- [Work required]
Scan the lines and state how many carry "name". Leave out everything but the number.
--- Begin Data provided ---
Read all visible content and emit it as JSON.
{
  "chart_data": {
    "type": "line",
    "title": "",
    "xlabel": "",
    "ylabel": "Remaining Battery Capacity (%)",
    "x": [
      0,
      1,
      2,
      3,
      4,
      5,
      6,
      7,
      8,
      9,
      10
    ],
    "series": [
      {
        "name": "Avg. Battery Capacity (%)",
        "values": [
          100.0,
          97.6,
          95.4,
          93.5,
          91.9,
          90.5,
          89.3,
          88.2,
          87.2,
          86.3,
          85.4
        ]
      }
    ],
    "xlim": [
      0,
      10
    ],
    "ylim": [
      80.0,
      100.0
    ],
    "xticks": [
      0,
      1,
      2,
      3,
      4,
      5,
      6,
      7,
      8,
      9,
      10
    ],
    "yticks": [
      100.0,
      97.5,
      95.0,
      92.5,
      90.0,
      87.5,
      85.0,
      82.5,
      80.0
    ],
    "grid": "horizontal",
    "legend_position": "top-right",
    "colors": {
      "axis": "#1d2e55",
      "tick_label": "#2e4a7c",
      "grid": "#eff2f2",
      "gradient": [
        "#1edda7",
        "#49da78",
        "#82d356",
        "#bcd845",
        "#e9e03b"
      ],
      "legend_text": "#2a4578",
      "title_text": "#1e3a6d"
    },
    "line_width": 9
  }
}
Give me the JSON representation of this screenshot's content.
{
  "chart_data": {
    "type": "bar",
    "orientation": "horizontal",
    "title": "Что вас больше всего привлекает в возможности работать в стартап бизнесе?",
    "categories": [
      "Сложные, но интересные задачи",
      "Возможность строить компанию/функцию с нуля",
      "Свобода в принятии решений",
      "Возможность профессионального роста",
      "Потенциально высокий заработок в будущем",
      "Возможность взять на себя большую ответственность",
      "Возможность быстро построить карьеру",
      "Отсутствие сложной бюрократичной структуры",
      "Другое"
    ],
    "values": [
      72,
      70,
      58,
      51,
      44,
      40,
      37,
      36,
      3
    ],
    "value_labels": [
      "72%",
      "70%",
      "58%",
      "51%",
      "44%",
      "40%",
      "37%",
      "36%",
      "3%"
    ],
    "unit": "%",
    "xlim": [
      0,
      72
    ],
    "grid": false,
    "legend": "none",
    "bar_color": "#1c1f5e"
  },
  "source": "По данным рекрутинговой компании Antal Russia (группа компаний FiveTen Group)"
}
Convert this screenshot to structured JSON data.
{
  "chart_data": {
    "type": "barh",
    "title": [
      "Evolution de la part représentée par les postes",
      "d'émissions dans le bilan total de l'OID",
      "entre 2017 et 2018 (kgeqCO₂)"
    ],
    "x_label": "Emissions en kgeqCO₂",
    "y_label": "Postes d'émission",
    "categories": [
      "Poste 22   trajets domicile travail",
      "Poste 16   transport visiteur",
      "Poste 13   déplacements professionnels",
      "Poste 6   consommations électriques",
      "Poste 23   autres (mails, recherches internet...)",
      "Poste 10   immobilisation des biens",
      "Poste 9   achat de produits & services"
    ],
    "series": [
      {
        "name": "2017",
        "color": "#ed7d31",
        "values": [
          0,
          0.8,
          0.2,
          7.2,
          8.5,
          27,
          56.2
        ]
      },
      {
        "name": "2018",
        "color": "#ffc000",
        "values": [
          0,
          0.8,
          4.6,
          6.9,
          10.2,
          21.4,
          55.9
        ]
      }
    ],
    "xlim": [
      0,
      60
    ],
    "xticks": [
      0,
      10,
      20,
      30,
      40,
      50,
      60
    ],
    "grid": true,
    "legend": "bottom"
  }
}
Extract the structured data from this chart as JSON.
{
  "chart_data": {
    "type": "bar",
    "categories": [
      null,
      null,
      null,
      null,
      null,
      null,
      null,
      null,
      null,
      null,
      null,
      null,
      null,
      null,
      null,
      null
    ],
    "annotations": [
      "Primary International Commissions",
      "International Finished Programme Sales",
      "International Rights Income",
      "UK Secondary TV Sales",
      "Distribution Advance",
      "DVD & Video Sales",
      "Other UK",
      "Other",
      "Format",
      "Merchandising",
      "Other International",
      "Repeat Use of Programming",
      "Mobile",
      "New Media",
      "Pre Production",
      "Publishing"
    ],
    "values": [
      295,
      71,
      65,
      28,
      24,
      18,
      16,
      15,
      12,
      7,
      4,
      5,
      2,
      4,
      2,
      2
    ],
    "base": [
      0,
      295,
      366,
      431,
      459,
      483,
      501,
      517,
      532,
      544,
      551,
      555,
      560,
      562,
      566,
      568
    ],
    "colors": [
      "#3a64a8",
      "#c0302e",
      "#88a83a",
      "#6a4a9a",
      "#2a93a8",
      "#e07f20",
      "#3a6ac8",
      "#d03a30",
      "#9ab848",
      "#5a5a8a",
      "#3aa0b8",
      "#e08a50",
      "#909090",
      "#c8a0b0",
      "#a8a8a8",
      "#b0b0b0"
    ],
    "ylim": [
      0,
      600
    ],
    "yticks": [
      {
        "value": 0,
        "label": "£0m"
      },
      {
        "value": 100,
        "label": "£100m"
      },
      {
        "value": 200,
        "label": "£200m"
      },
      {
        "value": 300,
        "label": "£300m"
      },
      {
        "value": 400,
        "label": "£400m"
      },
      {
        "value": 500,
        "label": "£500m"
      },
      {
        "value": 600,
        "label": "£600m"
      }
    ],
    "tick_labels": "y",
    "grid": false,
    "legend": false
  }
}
--- End Data provided ---
- [Complete response]
3